[YOUR GOAL]
Pictures do not belong in the copy, so please give every entry below again exactly.

▼

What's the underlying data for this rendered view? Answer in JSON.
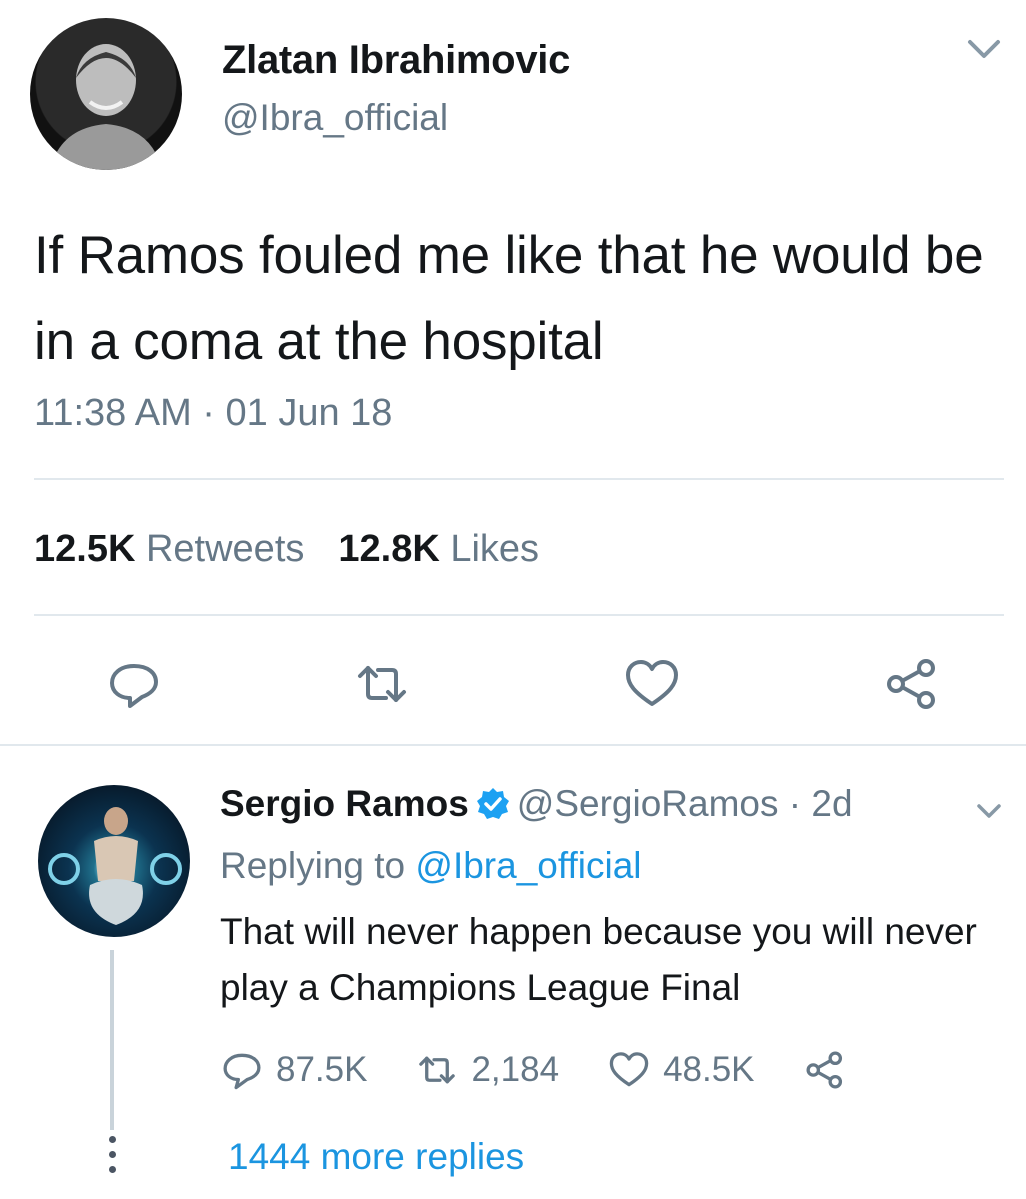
{
  "main_tweet": {
    "author_name": "Zlatan Ibrahimovic",
    "author_handle": "@Ibra_official",
    "text": "If Ramos fouled me like that he would be in a coma at the hospital",
    "timestamp": "11:38 AM · 01 Jun 18",
    "retweets_count": "12.5K",
    "retweets_label": "Retweets",
    "likes_count": "12.8K",
    "likes_label": "Likes",
    "icons": [
      "reply-icon",
      "retweet-icon",
      "like-icon",
      "share-icon",
      "chevron-down-icon"
    ]
  },
  "reply_tweet": {
    "author_name": "Sergio Ramos",
    "author_handle": "@SergioRamos",
    "age": "· 2d",
    "replying_prefix": "Replying to",
    "replying_mention": "@Ibra_official",
    "text": "That will never happen because you will never play a Champions League Final",
    "reply_count": "87.5K",
    "retweet_count": "2,184",
    "like_count": "48.5K",
    "more_replies": "1444 more replies",
    "colors": {
      "link": "#1b95e0",
      "verified": "#1da1f2"
    }
  }
}
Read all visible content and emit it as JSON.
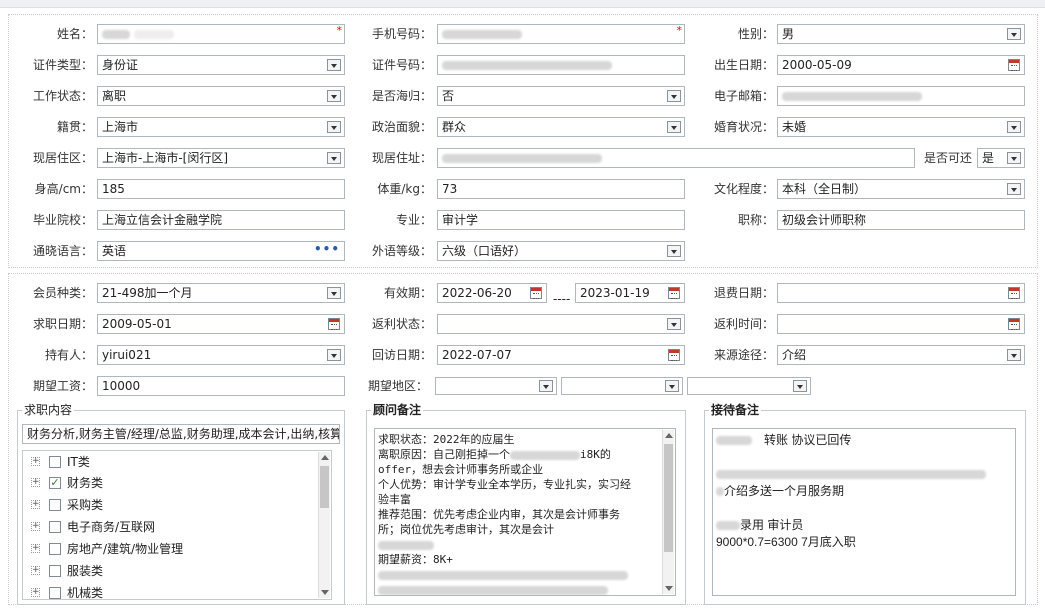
{
  "basic": {
    "name": {
      "label": "姓名："
    },
    "phone": {
      "label": "手机号码："
    },
    "gender": {
      "label": "性别：",
      "value": "男"
    },
    "id_type": {
      "label": "证件类型：",
      "value": "身份证"
    },
    "id_no": {
      "label": "证件号码："
    },
    "birth": {
      "label": "出生日期：",
      "value": "2000-05-09"
    },
    "work_status": {
      "label": "工作状态：",
      "value": "离职"
    },
    "overseas": {
      "label": "是否海归：",
      "value": "否"
    },
    "email": {
      "label": "电子邮箱："
    },
    "native": {
      "label": "籍贯：",
      "value": "上海市"
    },
    "politics": {
      "label": "政治面貌：",
      "value": "群众"
    },
    "marital": {
      "label": "婚育状况：",
      "value": "未婚"
    },
    "residence": {
      "label": "现居住区：",
      "value": "上海市-上海市-[闵行区]"
    },
    "address": {
      "label": "现居住址："
    },
    "visit": {
      "label": "是否可还",
      "value": "是"
    },
    "height": {
      "label": "身高/cm：",
      "value": "185"
    },
    "weight": {
      "label": "体重/kg：",
      "value": "73"
    },
    "education": {
      "label": "文化程度：",
      "value": "本科（全日制）"
    },
    "school": {
      "label": "毕业院校：",
      "value": "上海立信会计金融学院"
    },
    "major": {
      "label": "专业：",
      "value": "审计学"
    },
    "title": {
      "label": "职称：",
      "value": "初级会计师职称"
    },
    "language": {
      "label": "通晓语言：",
      "value": "英语"
    },
    "lang_level": {
      "label": "外语等级：",
      "value": "六级（口语好）"
    }
  },
  "member": {
    "type": {
      "label": "会员种类：",
      "value": "21-498加一个月"
    },
    "validity": {
      "label": "有效期：",
      "from": "2022-06-20",
      "sep": "----",
      "to": "2023-01-19"
    },
    "refund_date": {
      "label": "退费日期："
    },
    "job_date": {
      "label": "求职日期：",
      "value": "2009-05-01"
    },
    "rebate_status": {
      "label": "返利状态："
    },
    "rebate_time": {
      "label": "返利时间："
    },
    "holder": {
      "label": "持有人：",
      "value": "yirui021"
    },
    "revisit": {
      "label": "回访日期：",
      "value": "2022-07-07"
    },
    "source": {
      "label": "来源途径：",
      "value": "介绍"
    },
    "salary": {
      "label": "期望工资：",
      "value": "10000"
    },
    "region": {
      "label": "期望地区："
    }
  },
  "job_content": {
    "legend": "求职内容",
    "selected": "财务分析,财务主管/经理/总监,财务助理,成本会计,出纳,核算",
    "tree": [
      {
        "label": "IT类",
        "checked": false
      },
      {
        "label": "财务类",
        "checked": true
      },
      {
        "label": "采购类",
        "checked": false
      },
      {
        "label": "电子商务/互联网",
        "checked": false
      },
      {
        "label": "房地产/建筑/物业管理",
        "checked": false
      },
      {
        "label": "服装类",
        "checked": false
      },
      {
        "label": "机械类",
        "checked": false
      }
    ]
  },
  "advisor_notes": {
    "legend": "顾问备注",
    "l1": "求职状态：2022年的应届生",
    "l2a": "离职原因：自己刚拒掉一个",
    "l2b": "i8K的",
    "l3": "offer，想去会计师事务所或企业",
    "l4": "个人优势：审计学专业全本学历，专业扎实，实习经",
    "l5": "验丰富",
    "l6": "推荐范围：优先考虑企业内审，其次是会计师事务",
    "l7": "所；岗位优先考虑审计，其次是会计",
    "l9": "期望薪资：8K+"
  },
  "reception_notes": {
    "legend": "接待备注",
    "l1": "转账 协议已回传",
    "l3": "介绍多送一个月服务期",
    "l5": "录用 审计员",
    "l6": "9000*0.7=6300  7月底入职"
  },
  "icons": {
    "expand": "+",
    "check": "✓"
  }
}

▲

[FINISHED EXERCISE]
What's the underlying data for this rendered view? Answer in JSON.
{
  "main_tweet": {
    "author_name": "Zlatan Ibrahimovic",
    "author_handle": "@Ibra_official",
    "text": "If Ramos fouled me like that he would be in a coma at the hospital",
    "timestamp": "11:38 AM · 01 Jun 18",
    "retweets_count": "12.5K",
    "retweets_label": "Retweets",
    "likes_count": "12.8K",
    "likes_label": "Likes",
    "icons": [
      "reply-icon",
      "retweet-icon",
      "like-icon",
      "share-icon",
      "chevron-down-icon"
    ]
  },
  "reply_tweet": {
    "author_name": "Sergio Ramos",
    "author_handle": "@SergioRamos",
    "age": "· 2d",
    "replying_prefix": "Replying to",
    "replying_mention": "@Ibra_official",
    "text": "That will never happen because you will never play a Champions League Final",
    "reply_count": "87.5K",
    "retweet_count": "2,184",
    "like_count": "48.5K",
    "more_replies": "1444 more replies",
    "colors": {
      "link": "#1b95e0",
      "verified": "#1da1f2"
    }
  }
}
Read all visible content and emit it as JSON.
{
  "basic": {
    "name": {
      "label": "姓名："
    },
    "phone": {
      "label": "手机号码："
    },
    "gender": {
      "label": "性别：",
      "value": "男"
    },
    "id_type": {
      "label": "证件类型：",
      "value": "身份证"
    },
    "id_no": {
      "label": "证件号码："
    },
    "birth": {
      "label": "出生日期：",
      "value": "2000-05-09"
    },
    "work_status": {
      "label": "工作状态：",
      "value": "离职"
    },
    "overseas": {
      "label": "是否海归：",
      "value": "否"
    },
    "email": {
      "label": "电子邮箱："
    },
    "native": {
      "label": "籍贯：",
      "value": "上海市"
    },
    "politics": {
      "label": "政治面貌：",
      "value": "群众"
    },
    "marital": {
      "label": "婚育状况：",
      "value": "未婚"
    },
    "residence": {
      "label": "现居住区：",
      "value": "上海市-上海市-[闵行区]"
    },
    "address": {
      "label": "现居住址："
    },
    "visit": {
      "label": "是否可还",
      "value": "是"
    },
    "height": {
      "label": "身高/cm：",
      "value": "185"
    },
    "weight": {
      "label": "体重/kg：",
      "value": "73"
    },
    "education": {
      "label": "文化程度：",
      "value": "本科（全日制）"
    },
    "school": {
      "label": "毕业院校：",
      "value": "上海立信会计金融学院"
    },
    "major": {
      "label": "专业：",
      "value": "审计学"
    },
    "title": {
      "label": "职称：",
      "value": "初级会计师职称"
    },
    "language": {
      "label": "通晓语言：",
      "value": "英语"
    },
    "lang_level": {
      "label": "外语等级：",
      "value": "六级（口语好）"
    }
  },
  "member": {
    "type": {
      "label": "会员种类：",
      "value": "21-498加一个月"
    },
    "validity": {
      "label": "有效期：",
      "from": "2022-06-20",
      "sep": "----",
      "to": "2023-01-19"
    },
    "refund_date": {
      "label": "退费日期："
    },
    "job_date": {
      "label": "求职日期：",
      "value": "2009-05-01"
    },
    "rebate_status": {
      "label": "返利状态："
    },
    "rebate_time": {
      "label": "返利时间："
    },
    "holder": {
      "label": "持有人：",
      "value": "yirui021"
    },
    "revisit": {
      "label": "回访日期：",
      "value": "2022-07-07"
    },
    "source": {
      "label": "来源途径：",
      "value": "介绍"
    },
    "salary": {
      "label": "期望工资：",
      "value": "10000"
    },
    "region": {
      "label": "期望地区："
    }
  },
  "job_content": {
    "legend": "求职内容",
    "selected": "财务分析,财务主管/经理/总监,财务助理,成本会计,出纳,核算",
    "tree": [
      {
        "label": "IT类",
        "checked": false
      },
      {
        "label": "财务类",
        "checked": true
      },
      {
        "label": "采购类",
        "checked": false
      },
      {
        "label": "电子商务/互联网",
        "checked": false
      },
      {
        "label": "房地产/建筑/物业管理",
        "checked": false
      },
      {
        "label": "服装类",
        "checked": false
      },
      {
        "label": "机械类",
        "checked": false
      }
    ]
  },
  "advisor_notes": {
    "legend": "顾问备注",
    "l1": "求职状态：2022年的应届生",
    "l2a": "离职原因：自己刚拒掉一个",
    "l2b": "i8K的",
    "l3": "offer，想去会计师事务所或企业",
    "l4": "个人优势：审计学专业全本学历，专业扎实，实习经",
    "l5": "验丰富",
    "l6": "推荐范围：优先考虑企业内审，其次是会计师事务",
    "l7": "所；岗位优先考虑审计，其次是会计",
    "l9": "期望薪资：8K+"
  },
  "reception_notes": {
    "legend": "接待备注",
    "l1": "转账 协议已回传",
    "l3": "介绍多送一个月服务期",
    "l5": "录用 审计员",
    "l6": "9000*0.7=6300  7月底入职"
  },
  "icons": {
    "expand": "+",
    "check": "✓"
  }
}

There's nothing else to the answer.